▶ [Work instructions]: In your copy, repeat the records exactly and leave out the pictures.

▶ [Records to process]:
[START]

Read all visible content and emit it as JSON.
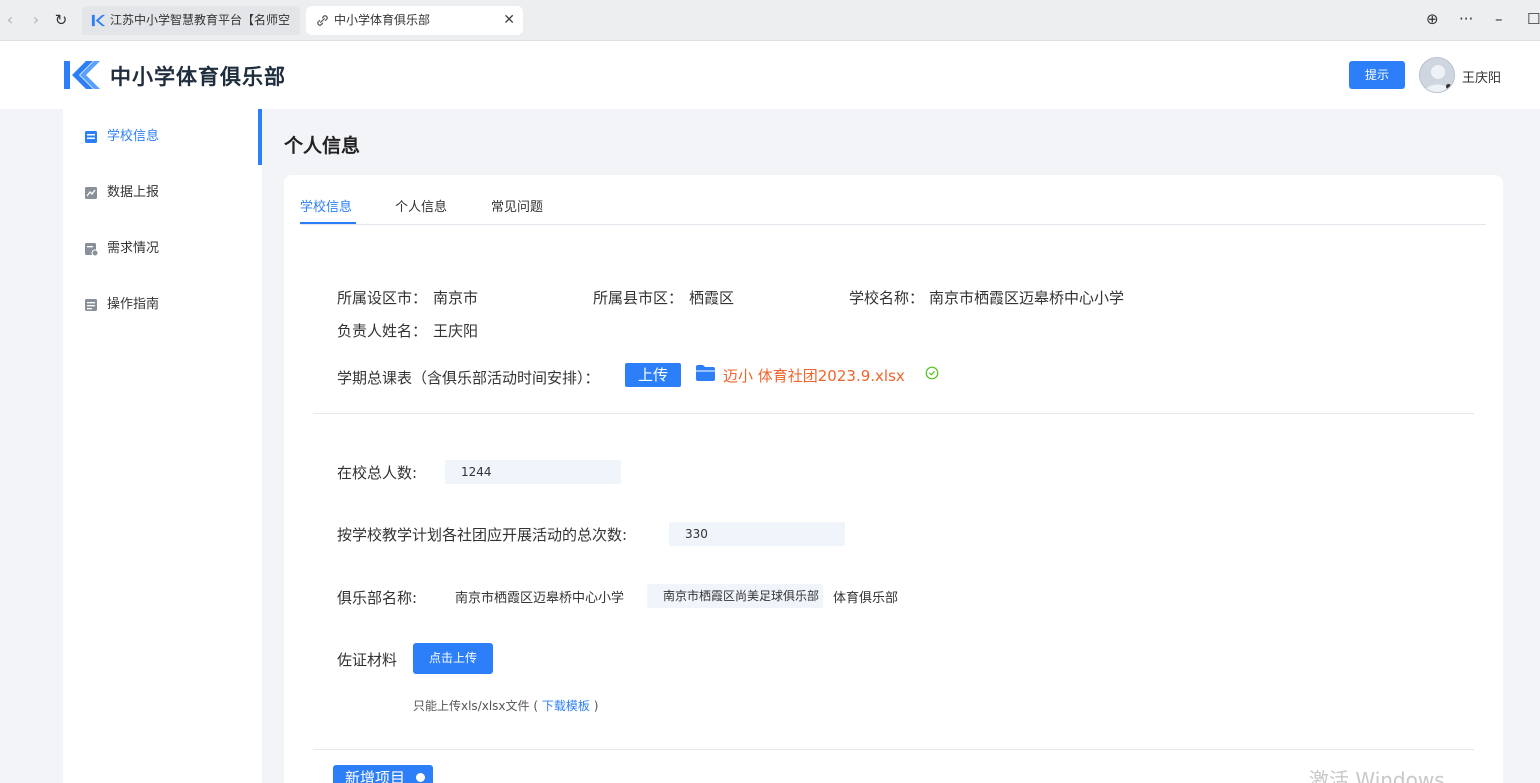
{
  "browser": {
    "tabs": [
      {
        "title": "江苏中小学智慧教育平台【名师空"
      },
      {
        "title": "中小学体育俱乐部",
        "close": "✕"
      }
    ],
    "controls": {
      "back": "‹",
      "forward": "›",
      "reload": "↻",
      "globe": "⊕",
      "more": "···",
      "minimize": "–",
      "restore": "☐"
    }
  },
  "header": {
    "site_title": "中小学体育俱乐部",
    "hint_button": "提示",
    "user_name": "王庆阳"
  },
  "sidebar": {
    "items": [
      {
        "label": "学校信息",
        "icon": "school-info-icon",
        "active": true
      },
      {
        "label": "数据上报",
        "icon": "chart-icon"
      },
      {
        "label": "需求情况",
        "icon": "requirement-icon"
      },
      {
        "label": "操作指南",
        "icon": "guide-icon"
      }
    ]
  },
  "main": {
    "page_title": "个人信息",
    "tabs": [
      {
        "label": "学校信息",
        "active": true
      },
      {
        "label": "个人信息"
      },
      {
        "label": "常见问题"
      }
    ],
    "info": {
      "city_label": "所属设区市：",
      "city": "南京市",
      "district_label": "所属县市区：",
      "district": "栖霞区",
      "school_label": "学校名称：",
      "school": "南京市栖霞区迈皋桥中心小学",
      "principal_label": "负责人姓名：",
      "principal": "王庆阳",
      "schedule_label": "学期总课表（含俱乐部活动时间安排）：",
      "upload_label": "上传",
      "file_name": "迈小 体育社团2023.9.xlsx"
    },
    "form": {
      "students_label": "在校总人数:",
      "students": "1244",
      "activities_label": "按学校教学计划各社团应开展活动的总次数:",
      "activities": "330",
      "club_label": "俱乐部名称:",
      "club_prefix": "南京市栖霞区迈皋桥中心小学",
      "club_name": "南京市栖霞区尚美足球俱乐部",
      "club_suffix": "体育俱乐部",
      "evidence_label": "佐证材料",
      "click_upload": "点击上传",
      "hint": "只能上传xls/xlsx文件 (",
      "hint_link": "下载模板",
      "hint_end": ")",
      "add_project": "新增项目"
    }
  },
  "watermark": "激活 Windows",
  "colors": {
    "accent": "#2d7ff9",
    "file": "#f0642d",
    "success": "#52c41a"
  }
}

[END]

▶ [Result]:
Read all visible content and emit it as JSON.
{
  "browser": {
    "tabs": [
      {
        "title": "江苏中小学智慧教育平台【名师空"
      },
      {
        "title": "中小学体育俱乐部",
        "close": "✕"
      }
    ],
    "controls": {
      "back": "‹",
      "forward": "›",
      "reload": "↻",
      "globe": "⊕",
      "more": "···",
      "minimize": "–",
      "restore": "☐"
    }
  },
  "header": {
    "site_title": "中小学体育俱乐部",
    "hint_button": "提示",
    "user_name": "王庆阳"
  },
  "sidebar": {
    "items": [
      {
        "label": "学校信息",
        "icon": "school-info-icon",
        "active": true
      },
      {
        "label": "数据上报",
        "icon": "chart-icon"
      },
      {
        "label": "需求情况",
        "icon": "requirement-icon"
      },
      {
        "label": "操作指南",
        "icon": "guide-icon"
      }
    ]
  },
  "main": {
    "page_title": "个人信息",
    "tabs": [
      {
        "label": "学校信息",
        "active": true
      },
      {
        "label": "个人信息"
      },
      {
        "label": "常见问题"
      }
    ],
    "info": {
      "city_label": "所属设区市：",
      "city": "南京市",
      "district_label": "所属县市区：",
      "district": "栖霞区",
      "school_label": "学校名称：",
      "school": "南京市栖霞区迈皋桥中心小学",
      "principal_label": "负责人姓名：",
      "principal": "王庆阳",
      "schedule_label": "学期总课表（含俱乐部活动时间安排）：",
      "upload_label": "上传",
      "file_name": "迈小 体育社团2023.9.xlsx"
    },
    "form": {
      "students_label": "在校总人数:",
      "students": "1244",
      "activities_label": "按学校教学计划各社团应开展活动的总次数:",
      "activities": "330",
      "club_label": "俱乐部名称:",
      "club_prefix": "南京市栖霞区迈皋桥中心小学",
      "club_name": "南京市栖霞区尚美足球俱乐部",
      "club_suffix": "体育俱乐部",
      "evidence_label": "佐证材料",
      "click_upload": "点击上传",
      "hint": "只能上传xls/xlsx文件 (",
      "hint_link": "下载模板",
      "hint_end": ")",
      "add_project": "新增项目"
    }
  },
  "watermark": "激活 Windows",
  "colors": {
    "accent": "#2d7ff9",
    "file": "#f0642d",
    "success": "#52c41a"
  }
}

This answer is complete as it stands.